┌─ Records for this exercise
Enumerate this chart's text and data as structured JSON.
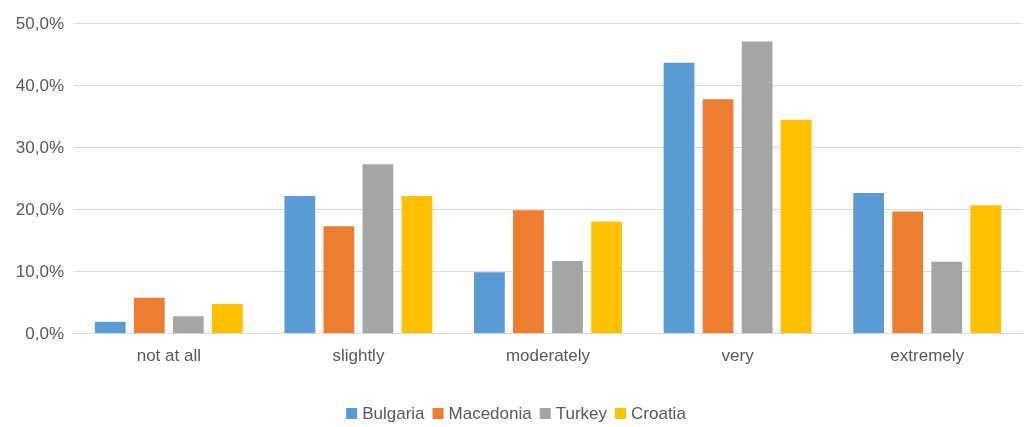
{
  "chart_data": {
    "type": "bar",
    "categories": [
      "not at all",
      "slightly",
      "moderately",
      "very",
      "extremely"
    ],
    "series": [
      {
        "name": "Bulgaria",
        "color": "#5b9bd5",
        "values": [
          1.8,
          22.1,
          9.8,
          43.6,
          22.6
        ]
      },
      {
        "name": "Macedonia",
        "color": "#ed7d31",
        "values": [
          5.7,
          17.2,
          19.8,
          37.7,
          19.6
        ]
      },
      {
        "name": "Turkey",
        "color": "#a5a5a5",
        "values": [
          2.7,
          27.2,
          11.6,
          47.0,
          11.5
        ]
      },
      {
        "name": "Croatia",
        "color": "#ffc000",
        "values": [
          4.7,
          22.1,
          18.0,
          34.4,
          20.6
        ]
      }
    ],
    "ylim": [
      0,
      50
    ],
    "yticks": [
      {
        "value": 0,
        "label": "0,0%"
      },
      {
        "value": 10,
        "label": "10,0%"
      },
      {
        "value": 20,
        "label": "20,0%"
      },
      {
        "value": 30,
        "label": "30,0%"
      },
      {
        "value": 40,
        "label": "40,0%"
      },
      {
        "value": 50,
        "label": "50,0%"
      }
    ],
    "grid": "y",
    "legend": "bottom"
  }
}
└─
**Task prompt:** Extract every line of the records above that contains the word "color".

**Exercise response:**
        "color": "#5b9bd5",
        "color": "#ed7d31",
        "color": "#a5a5a5",
        "color": "#ffc000",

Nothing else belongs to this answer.